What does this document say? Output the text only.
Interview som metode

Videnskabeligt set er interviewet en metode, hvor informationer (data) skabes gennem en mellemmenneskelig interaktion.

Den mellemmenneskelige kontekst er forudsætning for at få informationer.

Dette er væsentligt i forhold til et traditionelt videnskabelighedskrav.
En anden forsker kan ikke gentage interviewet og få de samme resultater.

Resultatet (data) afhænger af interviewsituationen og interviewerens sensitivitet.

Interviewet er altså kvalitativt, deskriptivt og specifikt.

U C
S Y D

════

Reproduce all data above, unchanged.

**IN RESPONSE**
What does this document say? Output the text only.
Interview som metode

Videnskabeligt set er interviewet en metode, hvor informationer (data) skabes gennem en mellemmenneskelig interaktion.

Den mellemmenneskelige kontekst er forudsætning for at få informationer.

Dette er væsentligt i forhold til et traditionelt videnskabelighedskrav.
En anden forsker kan ikke gentage interviewet og få de samme resultater.

Resultatet (data) afhænger af interviewsituationen og interviewerens sensitivitet.

Interviewet er altså kvalitativt, deskriptivt og specifikt.

U C
S Y D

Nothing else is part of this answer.